→ **Set exercise**:
Please quote every line word for word.

→ **Record extracts**:
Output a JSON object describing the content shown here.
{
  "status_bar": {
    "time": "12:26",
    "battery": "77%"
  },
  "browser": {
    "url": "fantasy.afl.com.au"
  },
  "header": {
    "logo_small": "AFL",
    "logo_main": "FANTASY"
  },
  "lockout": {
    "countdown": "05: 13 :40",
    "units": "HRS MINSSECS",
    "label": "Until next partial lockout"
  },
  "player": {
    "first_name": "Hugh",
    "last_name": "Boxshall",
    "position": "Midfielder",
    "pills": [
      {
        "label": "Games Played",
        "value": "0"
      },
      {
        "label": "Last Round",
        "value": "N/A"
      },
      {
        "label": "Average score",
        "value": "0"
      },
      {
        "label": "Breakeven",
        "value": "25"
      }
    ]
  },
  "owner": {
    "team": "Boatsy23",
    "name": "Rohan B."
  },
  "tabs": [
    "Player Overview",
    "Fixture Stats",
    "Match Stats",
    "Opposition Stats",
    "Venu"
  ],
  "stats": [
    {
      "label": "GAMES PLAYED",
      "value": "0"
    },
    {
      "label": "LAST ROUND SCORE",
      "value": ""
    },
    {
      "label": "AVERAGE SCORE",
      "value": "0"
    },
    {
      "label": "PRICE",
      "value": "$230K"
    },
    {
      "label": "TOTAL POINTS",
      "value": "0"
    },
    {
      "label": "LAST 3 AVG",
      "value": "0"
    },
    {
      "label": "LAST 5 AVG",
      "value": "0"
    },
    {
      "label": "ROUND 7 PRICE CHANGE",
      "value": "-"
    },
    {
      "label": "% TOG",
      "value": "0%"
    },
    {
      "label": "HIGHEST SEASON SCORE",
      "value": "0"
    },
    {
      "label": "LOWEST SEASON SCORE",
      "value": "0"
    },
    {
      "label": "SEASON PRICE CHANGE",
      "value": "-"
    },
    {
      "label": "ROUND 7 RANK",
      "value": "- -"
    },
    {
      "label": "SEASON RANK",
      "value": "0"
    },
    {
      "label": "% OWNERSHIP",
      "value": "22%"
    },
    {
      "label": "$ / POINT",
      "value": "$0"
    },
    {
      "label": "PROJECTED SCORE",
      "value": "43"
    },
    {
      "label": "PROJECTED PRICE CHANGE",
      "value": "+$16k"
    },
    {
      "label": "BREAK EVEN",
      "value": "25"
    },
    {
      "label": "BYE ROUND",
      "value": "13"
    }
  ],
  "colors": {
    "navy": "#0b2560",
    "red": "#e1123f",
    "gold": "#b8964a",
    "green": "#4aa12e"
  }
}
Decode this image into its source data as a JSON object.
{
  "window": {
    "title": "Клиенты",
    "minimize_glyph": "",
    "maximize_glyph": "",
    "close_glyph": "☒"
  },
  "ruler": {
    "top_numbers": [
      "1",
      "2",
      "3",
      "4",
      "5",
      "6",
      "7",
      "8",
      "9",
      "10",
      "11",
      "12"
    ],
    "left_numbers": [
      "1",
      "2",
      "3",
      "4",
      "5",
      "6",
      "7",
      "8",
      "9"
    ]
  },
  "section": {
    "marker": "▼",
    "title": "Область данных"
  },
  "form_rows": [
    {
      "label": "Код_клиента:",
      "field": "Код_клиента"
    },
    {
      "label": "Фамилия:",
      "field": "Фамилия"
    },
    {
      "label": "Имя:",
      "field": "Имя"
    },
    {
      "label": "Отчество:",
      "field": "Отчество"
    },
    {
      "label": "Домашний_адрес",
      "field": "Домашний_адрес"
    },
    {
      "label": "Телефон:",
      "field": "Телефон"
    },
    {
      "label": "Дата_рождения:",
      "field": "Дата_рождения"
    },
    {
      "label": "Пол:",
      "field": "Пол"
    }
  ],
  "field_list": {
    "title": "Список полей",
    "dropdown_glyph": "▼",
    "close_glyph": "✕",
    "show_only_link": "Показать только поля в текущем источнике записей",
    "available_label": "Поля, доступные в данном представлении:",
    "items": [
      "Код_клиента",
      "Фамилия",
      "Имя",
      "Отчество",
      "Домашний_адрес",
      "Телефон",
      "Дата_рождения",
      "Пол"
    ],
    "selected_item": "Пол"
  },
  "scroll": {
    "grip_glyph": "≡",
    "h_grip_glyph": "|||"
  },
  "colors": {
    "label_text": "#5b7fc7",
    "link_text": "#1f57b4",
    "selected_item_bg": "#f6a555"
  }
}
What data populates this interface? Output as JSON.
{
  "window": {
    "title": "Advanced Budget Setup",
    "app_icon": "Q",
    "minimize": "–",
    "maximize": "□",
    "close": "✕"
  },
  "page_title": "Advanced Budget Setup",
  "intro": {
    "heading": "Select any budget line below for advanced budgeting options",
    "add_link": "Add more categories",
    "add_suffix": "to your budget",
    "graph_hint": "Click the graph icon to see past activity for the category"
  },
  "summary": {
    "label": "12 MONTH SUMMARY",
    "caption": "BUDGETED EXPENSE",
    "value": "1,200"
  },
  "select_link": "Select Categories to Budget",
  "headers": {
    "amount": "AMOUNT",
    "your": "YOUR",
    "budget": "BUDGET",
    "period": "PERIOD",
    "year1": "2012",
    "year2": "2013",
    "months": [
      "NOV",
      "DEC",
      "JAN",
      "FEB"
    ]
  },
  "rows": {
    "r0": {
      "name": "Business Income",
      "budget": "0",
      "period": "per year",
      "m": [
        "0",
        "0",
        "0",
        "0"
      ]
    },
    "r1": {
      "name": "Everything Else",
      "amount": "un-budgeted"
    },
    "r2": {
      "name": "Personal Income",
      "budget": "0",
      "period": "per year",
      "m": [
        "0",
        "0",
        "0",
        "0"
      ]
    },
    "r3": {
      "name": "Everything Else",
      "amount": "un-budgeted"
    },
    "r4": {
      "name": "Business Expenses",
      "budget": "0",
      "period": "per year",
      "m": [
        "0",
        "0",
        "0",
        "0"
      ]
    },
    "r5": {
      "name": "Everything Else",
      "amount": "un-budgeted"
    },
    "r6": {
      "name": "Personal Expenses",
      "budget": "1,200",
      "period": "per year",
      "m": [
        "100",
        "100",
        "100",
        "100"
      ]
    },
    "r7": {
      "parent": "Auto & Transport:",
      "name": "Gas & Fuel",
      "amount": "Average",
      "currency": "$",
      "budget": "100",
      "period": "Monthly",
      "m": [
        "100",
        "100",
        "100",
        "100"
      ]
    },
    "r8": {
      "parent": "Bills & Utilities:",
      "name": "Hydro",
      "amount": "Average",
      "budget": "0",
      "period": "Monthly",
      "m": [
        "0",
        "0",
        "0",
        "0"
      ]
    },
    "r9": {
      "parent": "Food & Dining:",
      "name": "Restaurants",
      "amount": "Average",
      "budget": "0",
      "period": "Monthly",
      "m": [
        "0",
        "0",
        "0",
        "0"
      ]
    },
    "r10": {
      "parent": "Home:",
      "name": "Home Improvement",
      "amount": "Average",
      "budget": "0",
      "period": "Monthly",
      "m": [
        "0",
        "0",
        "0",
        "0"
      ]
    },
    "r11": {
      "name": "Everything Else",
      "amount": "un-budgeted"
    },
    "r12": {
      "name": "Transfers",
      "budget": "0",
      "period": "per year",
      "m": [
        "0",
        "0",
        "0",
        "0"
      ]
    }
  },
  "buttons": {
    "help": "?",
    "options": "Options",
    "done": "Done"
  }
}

→ **Task output**:
Output a JSON object describing the content shown here.
{
  "status_bar": {
    "time": "12:26",
    "battery": "77%"
  },
  "browser": {
    "url": "fantasy.afl.com.au"
  },
  "header": {
    "logo_small": "AFL",
    "logo_main": "FANTASY"
  },
  "lockout": {
    "countdown": "05: 13 :40",
    "units": "HRS MINSSECS",
    "label": "Until next partial lockout"
  },
  "player": {
    "first_name": "Hugh",
    "last_name": "Boxshall",
    "position": "Midfielder",
    "pills": [
      {
        "label": "Games Played",
        "value": "0"
      },
      {
        "label": "Last Round",
        "value": "N/A"
      },
      {
        "label": "Average score",
        "value": "0"
      },
      {
        "label": "Breakeven",
        "value": "25"
      }
    ]
  },
  "owner": {
    "team": "Boatsy23",
    "name": "Rohan B."
  },
  "tabs": [
    "Player Overview",
    "Fixture Stats",
    "Match Stats",
    "Opposition Stats",
    "Venu"
  ],
  "stats": [
    {
      "label": "GAMES PLAYED",
      "value": "0"
    },
    {
      "label": "LAST ROUND SCORE",
      "value": ""
    },
    {
      "label": "AVERAGE SCORE",
      "value": "0"
    },
    {
      "label": "PRICE",
      "value": "$230K"
    },
    {
      "label": "TOTAL POINTS",
      "value": "0"
    },
    {
      "label": "LAST 3 AVG",
      "value": "0"
    },
    {
      "label": "LAST 5 AVG",
      "value": "0"
    },
    {
      "label": "ROUND 7 PRICE CHANGE",
      "value": "-"
    },
    {
      "label": "% TOG",
      "value": "0%"
    },
    {
      "label": "HIGHEST SEASON SCORE",
      "value": "0"
    },
    {
      "label": "LOWEST SEASON SCORE",
      "value": "0"
    },
    {
      "label": "SEASON PRICE CHANGE",
      "value": "-"
    },
    {
      "label": "ROUND 7 RANK",
      "value": "- -"
    },
    {
      "label": "SEASON RANK",
      "value": "0"
    },
    {
      "label": "% OWNERSHIP",
      "value": "22%"
    },
    {
      "label": "$ / POINT",
      "value": "$0"
    },
    {
      "label": "PROJECTED SCORE",
      "value": "43"
    },
    {
      "label": "PROJECTED PRICE CHANGE",
      "value": "+$16k"
    },
    {
      "label": "BREAK EVEN",
      "value": "25"
    },
    {
      "label": "BYE ROUND",
      "value": "13"
    }
  ],
  "colors": {
    "navy": "#0b2560",
    "red": "#e1123f",
    "gold": "#b8964a",
    "green": "#4aa12e"
  }
}
Decode this image into its source data as a JSON object.
{
  "window": {
    "title": "Клиенты",
    "minimize_glyph": "",
    "maximize_glyph": "",
    "close_glyph": "☒"
  },
  "ruler": {
    "top_numbers": [
      "1",
      "2",
      "3",
      "4",
      "5",
      "6",
      "7",
      "8",
      "9",
      "10",
      "11",
      "12"
    ],
    "left_numbers": [
      "1",
      "2",
      "3",
      "4",
      "5",
      "6",
      "7",
      "8",
      "9"
    ]
  },
  "section": {
    "marker": "▼",
    "title": "Область данных"
  },
  "form_rows": [
    {
      "label": "Код_клиента:",
      "field": "Код_клиента"
    },
    {
      "label": "Фамилия:",
      "field": "Фамилия"
    },
    {
      "label": "Имя:",
      "field": "Имя"
    },
    {
      "label": "Отчество:",
      "field": "Отчество"
    },
    {
      "label": "Домашний_адрес",
      "field": "Домашний_адрес"
    },
    {
      "label": "Телефон:",
      "field": "Телефон"
    },
    {
      "label": "Дата_рождения:",
      "field": "Дата_рождения"
    },
    {
      "label": "Пол:",
      "field": "Пол"
    }
  ],
  "field_list": {
    "title": "Список полей",
    "dropdown_glyph": "▼",
    "close_glyph": "✕",
    "show_only_link": "Показать только поля в текущем источнике записей",
    "available_label": "Поля, доступные в данном представлении:",
    "items": [
      "Код_клиента",
      "Фамилия",
      "Имя",
      "Отчество",
      "Домашний_адрес",
      "Телефон",
      "Дата_рождения",
      "Пол"
    ],
    "selected_item": "Пол"
  },
  "scroll": {
    "grip_glyph": "≡",
    "h_grip_glyph": "|||"
  },
  "colors": {
    "label_text": "#5b7fc7",
    "link_text": "#1f57b4",
    "selected_item_bg": "#f6a555"
  }
}
What data populates this interface? Output as JSON.
{
  "window": {
    "title": "Advanced Budget Setup",
    "app_icon": "Q",
    "minimize": "–",
    "maximize": "□",
    "close": "✕"
  },
  "page_title": "Advanced Budget Setup",
  "intro": {
    "heading": "Select any budget line below for advanced budgeting options",
    "add_link": "Add more categories",
    "add_suffix": "to your budget",
    "graph_hint": "Click the graph icon to see past activity for the category"
  },
  "summary": {
    "label": "12 MONTH SUMMARY",
    "caption": "BUDGETED EXPENSE",
    "value": "1,200"
  },
  "select_link": "Select Categories to Budget",
  "headers": {
    "amount": "AMOUNT",
    "your": "YOUR",
    "budget": "BUDGET",
    "period": "PERIOD",
    "year1": "2012",
    "year2": "2013",
    "months": [
      "NOV",
      "DEC",
      "JAN",
      "FEB"
    ]
  },
  "rows": {
    "r0": {
      "name": "Business Income",
      "budget": "0",
      "period": "per year",
      "m": [
        "0",
        "0",
        "0",
        "0"
      ]
    },
    "r1": {
      "name": "Everything Else",
      "amount": "un-budgeted"
    },
    "r2": {
      "name": "Personal Income",
      "budget": "0",
      "period": "per year",
      "m": [
        "0",
        "0",
        "0",
        "0"
      ]
    },
    "r3": {
      "name": "Everything Else",
      "amount": "un-budgeted"
    },
    "r4": {
      "name": "Business Expenses",
      "budget": "0",
      "period": "per year",
      "m": [
        "0",
        "0",
        "0",
        "0"
      ]
    },
    "r5": {
      "name": "Everything Else",
      "amount": "un-budgeted"
    },
    "r6": {
      "name": "Personal Expenses",
      "budget": "1,200",
      "period": "per year",
      "m": [
        "100",
        "100",
        "100",
        "100"
      ]
    },
    "r7": {
      "parent": "Auto & Transport:",
      "name": "Gas & Fuel",
      "amount": "Average",
      "currency": "$",
      "budget": "100",
      "period": "Monthly",
      "m": [
        "100",
        "100",
        "100",
        "100"
      ]
    },
    "r8": {
      "parent": "Bills & Utilities:",
      "name": "Hydro",
      "amount": "Average",
      "budget": "0",
      "period": "Monthly",
      "m": [
        "0",
        "0",
        "0",
        "0"
      ]
    },
    "r9": {
      "parent": "Food & Dining:",
      "name": "Restaurants",
      "amount": "Average",
      "budget": "0",
      "period": "Monthly",
      "m": [
        "0",
        "0",
        "0",
        "0"
      ]
    },
    "r10": {
      "parent": "Home:",
      "name": "Home Improvement",
      "amount": "Average",
      "budget": "0",
      "period": "Monthly",
      "m": [
        "0",
        "0",
        "0",
        "0"
      ]
    },
    "r11": {
      "name": "Everything Else",
      "amount": "un-budgeted"
    },
    "r12": {
      "name": "Transfers",
      "budget": "0",
      "period": "per year",
      "m": [
        "0",
        "0",
        "0",
        "0"
      ]
    }
  },
  "buttons": {
    "help": "?",
    "options": "Options",
    "done": "Done"
  }
}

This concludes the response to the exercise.